[DATA ENTRIES start]

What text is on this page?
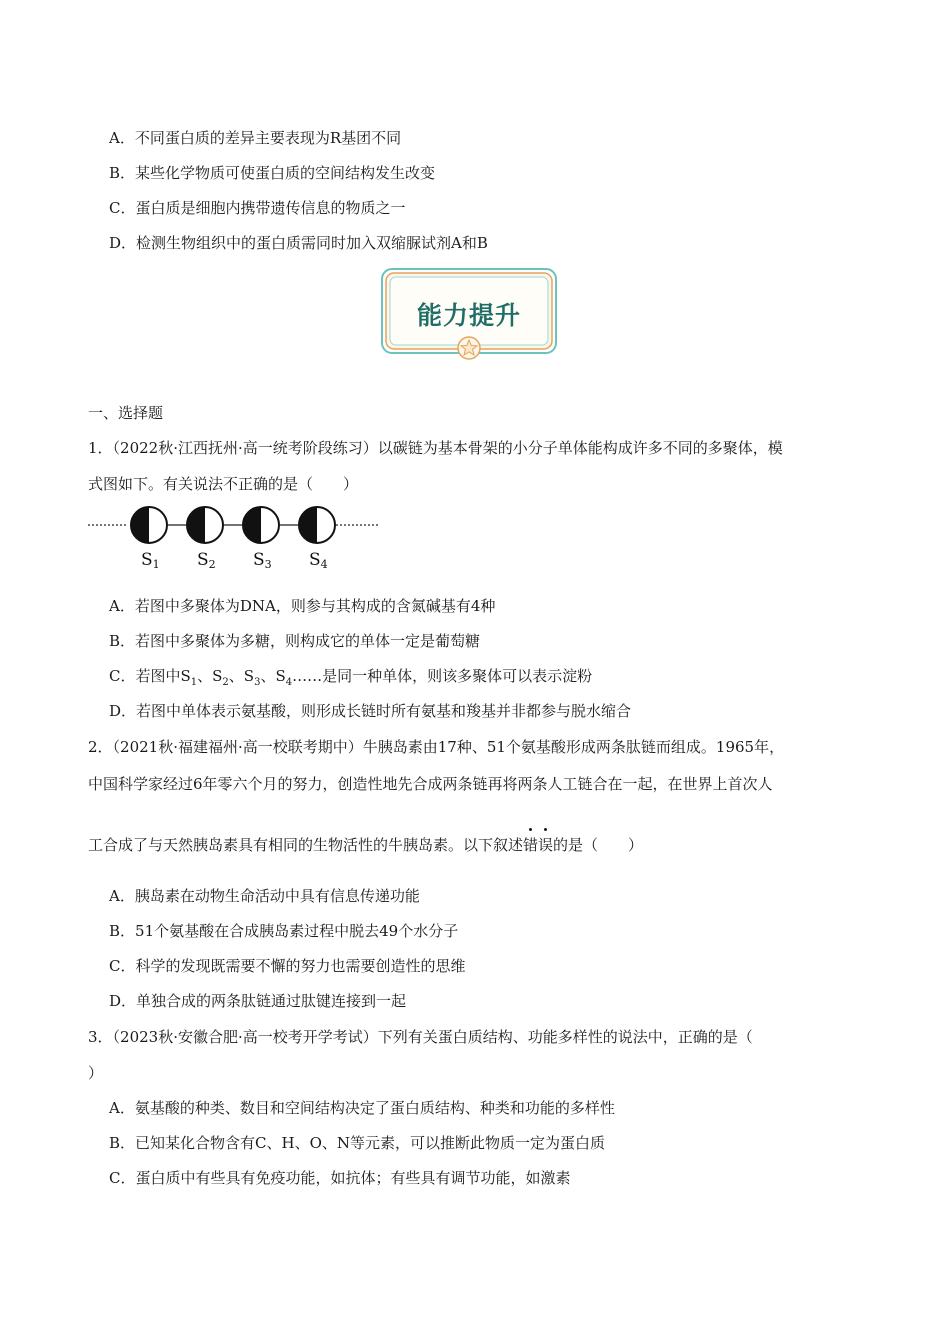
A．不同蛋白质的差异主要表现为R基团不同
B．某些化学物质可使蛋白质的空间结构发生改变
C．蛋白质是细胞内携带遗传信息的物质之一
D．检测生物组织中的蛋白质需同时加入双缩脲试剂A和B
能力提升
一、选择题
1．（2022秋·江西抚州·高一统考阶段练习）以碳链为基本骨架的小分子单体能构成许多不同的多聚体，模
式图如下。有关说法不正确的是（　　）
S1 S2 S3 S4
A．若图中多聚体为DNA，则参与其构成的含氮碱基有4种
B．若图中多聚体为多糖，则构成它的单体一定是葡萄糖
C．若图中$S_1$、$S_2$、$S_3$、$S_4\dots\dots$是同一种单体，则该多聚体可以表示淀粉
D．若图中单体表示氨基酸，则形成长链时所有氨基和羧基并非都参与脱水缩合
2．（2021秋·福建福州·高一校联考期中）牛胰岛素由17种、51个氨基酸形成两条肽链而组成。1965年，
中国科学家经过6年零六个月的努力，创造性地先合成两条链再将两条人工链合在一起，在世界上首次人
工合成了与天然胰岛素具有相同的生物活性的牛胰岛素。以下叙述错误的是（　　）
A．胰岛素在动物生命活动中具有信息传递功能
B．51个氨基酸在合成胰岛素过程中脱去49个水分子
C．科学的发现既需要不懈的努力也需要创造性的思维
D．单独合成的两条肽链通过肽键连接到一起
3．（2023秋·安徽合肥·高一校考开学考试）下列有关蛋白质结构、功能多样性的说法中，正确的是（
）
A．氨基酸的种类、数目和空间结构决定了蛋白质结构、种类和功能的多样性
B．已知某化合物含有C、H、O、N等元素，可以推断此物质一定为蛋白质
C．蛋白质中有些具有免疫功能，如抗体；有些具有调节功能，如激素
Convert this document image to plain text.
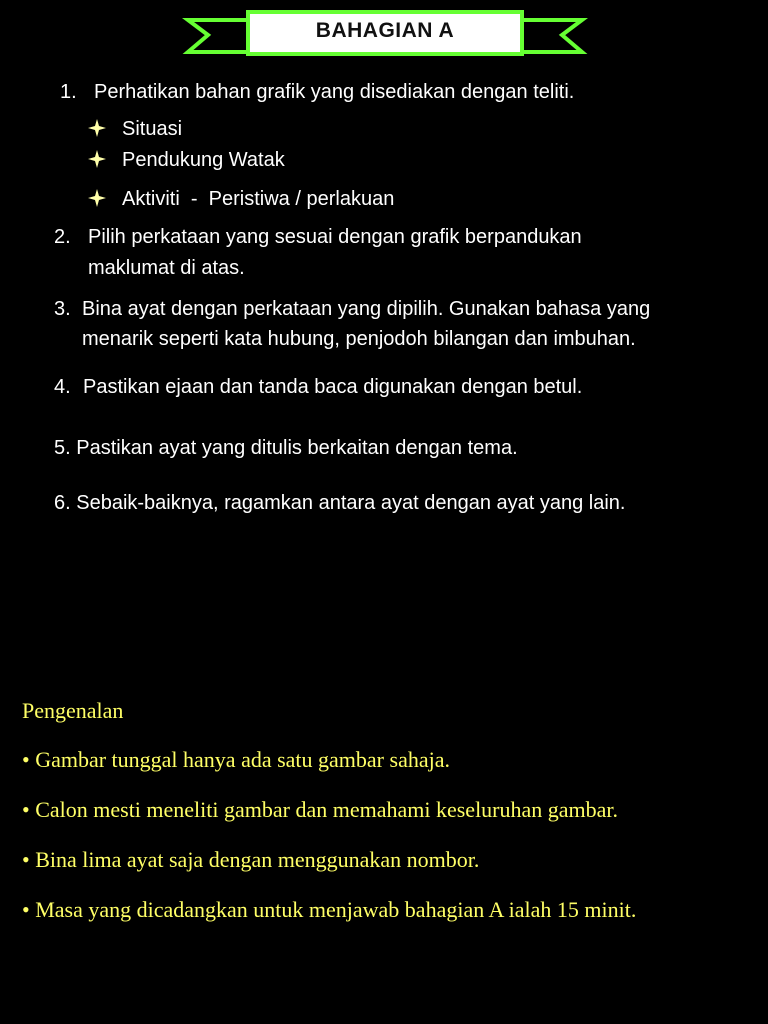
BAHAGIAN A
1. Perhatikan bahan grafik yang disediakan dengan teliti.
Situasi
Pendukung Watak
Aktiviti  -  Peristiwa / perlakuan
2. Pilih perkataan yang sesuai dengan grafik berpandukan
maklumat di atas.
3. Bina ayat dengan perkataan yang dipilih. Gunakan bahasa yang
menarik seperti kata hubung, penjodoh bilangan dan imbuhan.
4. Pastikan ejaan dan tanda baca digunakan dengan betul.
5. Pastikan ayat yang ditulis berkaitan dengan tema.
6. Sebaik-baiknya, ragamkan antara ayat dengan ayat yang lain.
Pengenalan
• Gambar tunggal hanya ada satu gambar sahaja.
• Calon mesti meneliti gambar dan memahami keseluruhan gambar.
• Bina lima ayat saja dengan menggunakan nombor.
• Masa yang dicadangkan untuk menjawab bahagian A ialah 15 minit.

[DATA ENTRIES end]
[DATA ENTRIES start]

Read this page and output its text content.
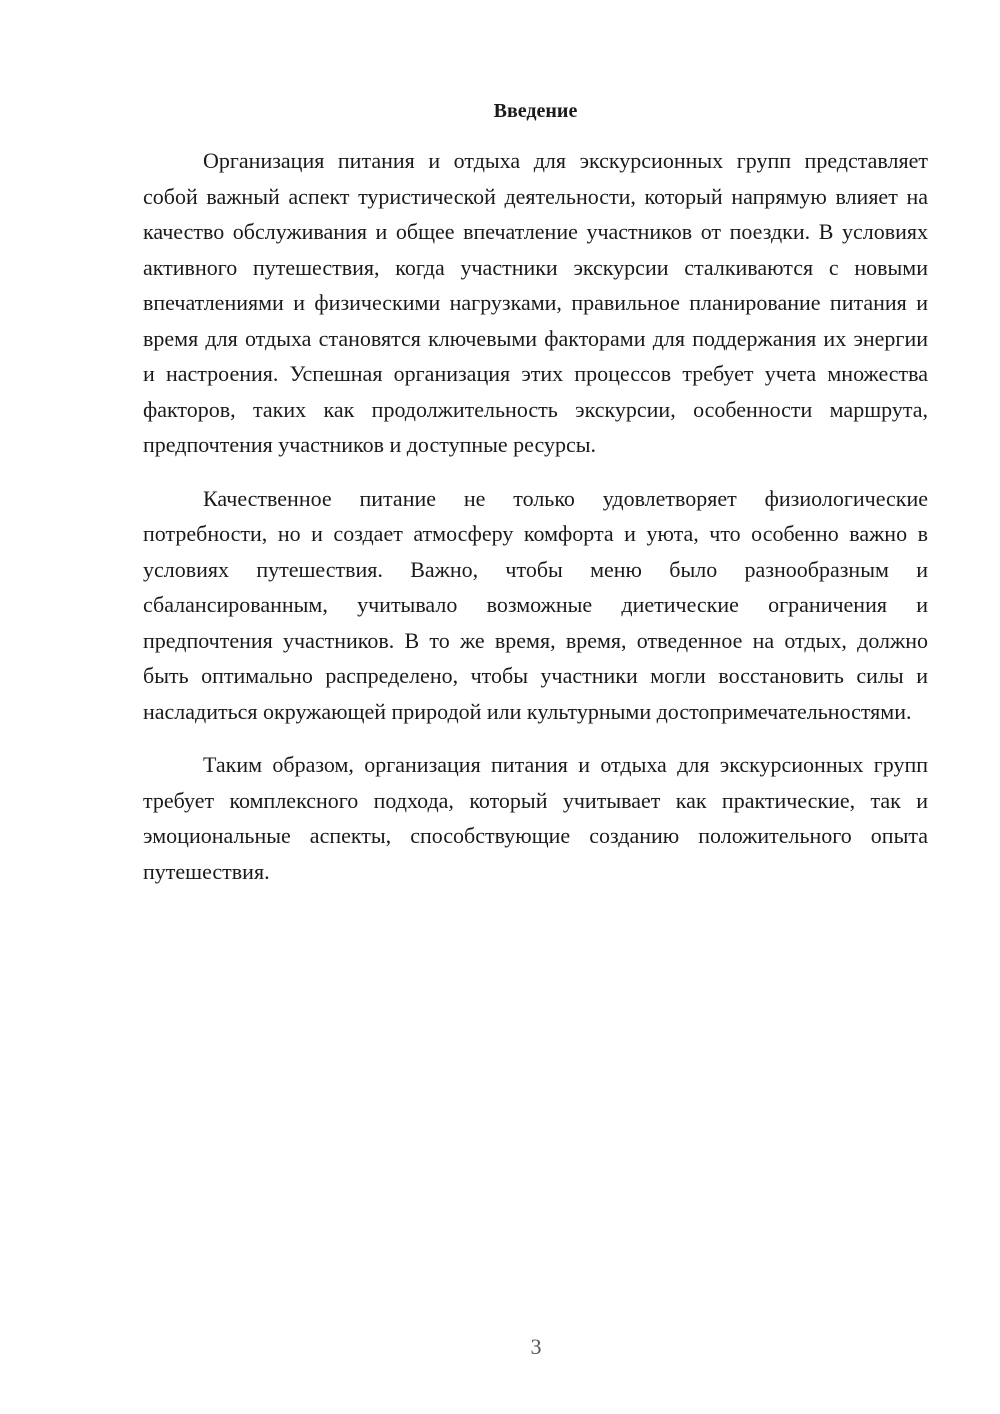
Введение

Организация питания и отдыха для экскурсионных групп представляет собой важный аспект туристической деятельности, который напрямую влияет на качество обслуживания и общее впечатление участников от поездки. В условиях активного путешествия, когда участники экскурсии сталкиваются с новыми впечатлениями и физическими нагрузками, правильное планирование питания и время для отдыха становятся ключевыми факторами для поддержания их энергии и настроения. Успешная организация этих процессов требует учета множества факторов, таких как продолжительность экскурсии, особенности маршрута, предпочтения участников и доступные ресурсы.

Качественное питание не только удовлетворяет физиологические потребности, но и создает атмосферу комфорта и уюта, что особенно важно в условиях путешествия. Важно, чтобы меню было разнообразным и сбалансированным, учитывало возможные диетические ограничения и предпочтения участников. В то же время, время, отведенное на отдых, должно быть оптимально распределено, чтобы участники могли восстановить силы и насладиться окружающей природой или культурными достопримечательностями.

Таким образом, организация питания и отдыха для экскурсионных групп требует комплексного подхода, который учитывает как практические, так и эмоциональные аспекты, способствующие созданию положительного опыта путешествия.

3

[DATA ENTRIES end]

**WHAT YOU HAVE TO DO**.
Reply with the number of lines in the material above that contain "this", and nothing more.

**FULL SOLUTION**.
3